• TASK STATEMENT:
Rename "legend-label" to "legend-text" in the records, starting at their first line and stopping after the line that contains "Bar xyxy=(650,31,686,155)". Reproduce only those lines, with everything else unchanged.

## Start EXERCISE INPUTS

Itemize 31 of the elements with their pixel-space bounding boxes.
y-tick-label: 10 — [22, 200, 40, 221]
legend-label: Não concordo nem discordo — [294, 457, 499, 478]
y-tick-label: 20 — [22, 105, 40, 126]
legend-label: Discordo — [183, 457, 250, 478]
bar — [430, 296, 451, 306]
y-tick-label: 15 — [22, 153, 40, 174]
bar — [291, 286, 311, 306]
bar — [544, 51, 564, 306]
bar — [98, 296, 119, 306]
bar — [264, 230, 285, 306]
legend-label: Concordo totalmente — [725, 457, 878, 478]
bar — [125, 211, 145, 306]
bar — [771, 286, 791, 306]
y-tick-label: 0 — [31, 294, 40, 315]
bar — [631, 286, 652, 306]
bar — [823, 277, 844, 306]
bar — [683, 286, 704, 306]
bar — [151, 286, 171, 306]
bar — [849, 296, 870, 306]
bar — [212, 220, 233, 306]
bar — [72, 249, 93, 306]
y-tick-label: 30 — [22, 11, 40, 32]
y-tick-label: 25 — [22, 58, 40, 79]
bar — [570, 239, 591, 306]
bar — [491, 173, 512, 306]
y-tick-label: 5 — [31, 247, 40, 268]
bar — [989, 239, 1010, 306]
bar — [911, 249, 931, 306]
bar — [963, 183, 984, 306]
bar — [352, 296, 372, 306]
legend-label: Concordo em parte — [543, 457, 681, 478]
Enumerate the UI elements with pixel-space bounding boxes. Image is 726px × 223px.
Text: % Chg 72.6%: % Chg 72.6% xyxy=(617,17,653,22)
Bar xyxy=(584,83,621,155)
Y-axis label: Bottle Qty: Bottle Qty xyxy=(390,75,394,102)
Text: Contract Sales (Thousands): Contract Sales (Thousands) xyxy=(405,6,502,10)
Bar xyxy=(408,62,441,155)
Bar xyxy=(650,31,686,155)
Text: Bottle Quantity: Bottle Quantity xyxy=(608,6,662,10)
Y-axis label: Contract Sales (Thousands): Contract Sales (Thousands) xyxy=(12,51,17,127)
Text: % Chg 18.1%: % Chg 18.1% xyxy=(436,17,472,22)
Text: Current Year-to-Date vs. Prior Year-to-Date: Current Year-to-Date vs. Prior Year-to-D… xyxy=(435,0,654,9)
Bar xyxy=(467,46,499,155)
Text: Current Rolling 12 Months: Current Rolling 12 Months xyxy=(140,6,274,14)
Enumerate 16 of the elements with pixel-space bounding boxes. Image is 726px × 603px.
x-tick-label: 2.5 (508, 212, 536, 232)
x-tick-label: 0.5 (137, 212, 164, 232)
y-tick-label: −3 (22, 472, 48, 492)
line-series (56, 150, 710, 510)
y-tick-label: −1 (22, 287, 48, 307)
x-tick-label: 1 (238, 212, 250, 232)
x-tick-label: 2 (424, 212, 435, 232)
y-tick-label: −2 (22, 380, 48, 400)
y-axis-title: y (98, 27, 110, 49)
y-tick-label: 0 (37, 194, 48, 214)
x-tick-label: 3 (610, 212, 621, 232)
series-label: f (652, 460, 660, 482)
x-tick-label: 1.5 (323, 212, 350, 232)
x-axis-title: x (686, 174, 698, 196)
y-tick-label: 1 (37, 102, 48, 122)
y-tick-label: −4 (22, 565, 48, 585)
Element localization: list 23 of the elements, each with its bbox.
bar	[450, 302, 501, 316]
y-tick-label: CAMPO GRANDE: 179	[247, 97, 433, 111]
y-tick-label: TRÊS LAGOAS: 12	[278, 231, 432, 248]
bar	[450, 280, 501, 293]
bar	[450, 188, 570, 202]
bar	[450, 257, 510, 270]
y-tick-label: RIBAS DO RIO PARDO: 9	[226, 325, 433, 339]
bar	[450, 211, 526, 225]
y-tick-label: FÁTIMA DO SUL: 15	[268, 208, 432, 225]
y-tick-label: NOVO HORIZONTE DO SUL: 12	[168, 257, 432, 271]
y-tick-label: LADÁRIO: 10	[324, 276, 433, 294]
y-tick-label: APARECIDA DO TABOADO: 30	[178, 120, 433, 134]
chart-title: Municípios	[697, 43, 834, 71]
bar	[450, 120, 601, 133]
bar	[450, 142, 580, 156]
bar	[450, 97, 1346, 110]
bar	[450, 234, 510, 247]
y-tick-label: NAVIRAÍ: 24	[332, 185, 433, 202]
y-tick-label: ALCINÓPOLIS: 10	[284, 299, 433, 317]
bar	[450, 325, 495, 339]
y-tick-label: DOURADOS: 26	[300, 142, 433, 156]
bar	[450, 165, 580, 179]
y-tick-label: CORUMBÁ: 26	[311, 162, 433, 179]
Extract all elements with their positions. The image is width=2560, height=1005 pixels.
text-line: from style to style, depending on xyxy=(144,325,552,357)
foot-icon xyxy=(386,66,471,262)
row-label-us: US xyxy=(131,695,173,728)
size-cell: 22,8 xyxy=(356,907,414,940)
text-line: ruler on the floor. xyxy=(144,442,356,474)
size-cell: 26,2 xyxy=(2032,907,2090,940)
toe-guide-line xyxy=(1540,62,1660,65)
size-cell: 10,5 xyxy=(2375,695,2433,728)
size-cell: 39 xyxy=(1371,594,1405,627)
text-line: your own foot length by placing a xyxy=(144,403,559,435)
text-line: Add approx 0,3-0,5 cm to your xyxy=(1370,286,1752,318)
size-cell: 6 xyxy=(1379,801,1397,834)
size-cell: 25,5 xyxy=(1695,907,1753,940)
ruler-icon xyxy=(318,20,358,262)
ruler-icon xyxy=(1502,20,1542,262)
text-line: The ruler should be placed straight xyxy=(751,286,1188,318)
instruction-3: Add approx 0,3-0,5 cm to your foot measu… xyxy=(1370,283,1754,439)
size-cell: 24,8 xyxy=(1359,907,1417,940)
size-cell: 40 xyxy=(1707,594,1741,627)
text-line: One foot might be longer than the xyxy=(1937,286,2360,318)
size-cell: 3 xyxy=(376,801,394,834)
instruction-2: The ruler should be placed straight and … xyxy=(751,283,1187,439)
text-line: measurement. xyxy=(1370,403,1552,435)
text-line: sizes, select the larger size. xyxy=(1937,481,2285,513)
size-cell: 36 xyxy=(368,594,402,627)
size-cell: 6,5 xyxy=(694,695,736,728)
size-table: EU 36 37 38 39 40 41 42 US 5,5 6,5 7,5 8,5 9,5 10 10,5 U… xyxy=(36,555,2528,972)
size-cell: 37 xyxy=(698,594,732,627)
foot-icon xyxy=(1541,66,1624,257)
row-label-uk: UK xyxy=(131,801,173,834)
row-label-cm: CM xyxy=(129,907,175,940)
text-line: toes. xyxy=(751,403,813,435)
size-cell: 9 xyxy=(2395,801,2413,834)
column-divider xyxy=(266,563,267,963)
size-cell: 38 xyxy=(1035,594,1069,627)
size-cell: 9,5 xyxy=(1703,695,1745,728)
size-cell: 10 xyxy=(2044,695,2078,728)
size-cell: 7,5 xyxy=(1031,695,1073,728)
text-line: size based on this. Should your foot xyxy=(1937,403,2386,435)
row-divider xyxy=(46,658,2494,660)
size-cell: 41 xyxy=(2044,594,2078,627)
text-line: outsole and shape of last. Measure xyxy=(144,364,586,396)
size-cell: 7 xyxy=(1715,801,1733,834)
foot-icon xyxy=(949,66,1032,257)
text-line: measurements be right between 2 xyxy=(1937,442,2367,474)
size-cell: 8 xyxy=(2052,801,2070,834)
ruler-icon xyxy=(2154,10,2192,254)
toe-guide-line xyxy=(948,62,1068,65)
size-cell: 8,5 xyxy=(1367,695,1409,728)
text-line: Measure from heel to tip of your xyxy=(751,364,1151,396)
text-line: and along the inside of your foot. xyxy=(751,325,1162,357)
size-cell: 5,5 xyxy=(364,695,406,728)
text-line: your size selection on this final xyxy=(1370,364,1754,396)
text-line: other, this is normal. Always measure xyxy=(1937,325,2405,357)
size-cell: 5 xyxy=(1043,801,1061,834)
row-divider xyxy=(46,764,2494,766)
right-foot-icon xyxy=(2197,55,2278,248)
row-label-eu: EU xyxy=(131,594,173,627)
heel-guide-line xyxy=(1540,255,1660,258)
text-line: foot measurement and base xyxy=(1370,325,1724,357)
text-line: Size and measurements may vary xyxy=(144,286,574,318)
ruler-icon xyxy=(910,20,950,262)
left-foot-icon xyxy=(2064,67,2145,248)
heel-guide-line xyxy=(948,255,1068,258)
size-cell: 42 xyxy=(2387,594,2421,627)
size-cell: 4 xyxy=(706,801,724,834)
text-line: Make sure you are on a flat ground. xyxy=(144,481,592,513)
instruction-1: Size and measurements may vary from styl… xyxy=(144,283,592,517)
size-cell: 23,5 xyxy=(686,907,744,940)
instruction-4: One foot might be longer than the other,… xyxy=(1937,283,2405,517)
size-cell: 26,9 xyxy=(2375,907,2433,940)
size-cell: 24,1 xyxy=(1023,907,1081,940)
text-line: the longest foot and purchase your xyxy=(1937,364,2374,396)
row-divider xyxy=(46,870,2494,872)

## End EXERCISE INPUTS

• TASK OUTPUT:
Itemize 31 of the elements with their pixel-space bounding boxes.
y-tick-label: 10 — [22, 200, 40, 221]
legend-text: Não concordo nem discordo — [294, 457, 499, 478]
y-tick-label: 20 — [22, 105, 40, 126]
legend-text: Discordo — [183, 457, 250, 478]
bar — [430, 296, 451, 306]
y-tick-label: 15 — [22, 153, 40, 174]
bar — [291, 286, 311, 306]
bar — [544, 51, 564, 306]
bar — [98, 296, 119, 306]
bar — [264, 230, 285, 306]
legend-text: Concordo totalmente — [725, 457, 878, 478]
bar — [125, 211, 145, 306]
bar — [771, 286, 791, 306]
y-tick-label: 0 — [31, 294, 40, 315]
bar — [631, 286, 652, 306]
bar — [823, 277, 844, 306]
bar — [683, 286, 704, 306]
bar — [151, 286, 171, 306]
bar — [849, 296, 870, 306]
bar — [212, 220, 233, 306]
bar — [72, 249, 93, 306]
y-tick-label: 30 — [22, 11, 40, 32]
y-tick-label: 25 — [22, 58, 40, 79]
bar — [570, 239, 591, 306]
bar — [491, 173, 512, 306]
y-tick-label: 5 — [31, 247, 40, 268]
bar — [989, 239, 1010, 306]
bar — [911, 249, 931, 306]
bar — [963, 183, 984, 306]
bar — [352, 296, 372, 306]
legend-text: Concordo em parte — [543, 457, 681, 478]
Enumerate the UI elements with pixel-space bounding boxes. Image is 726px × 223px.
Text: % Chg 72.6%: % Chg 72.6% xyxy=(617,17,653,22)
Bar xyxy=(584,83,621,155)
Y-axis label: Bottle Qty: Bottle Qty xyxy=(390,75,394,102)
Text: Contract Sales (Thousands): Contract Sales (Thousands) xyxy=(405,6,502,10)
Bar xyxy=(408,62,441,155)
Bar xyxy=(650,31,686,155)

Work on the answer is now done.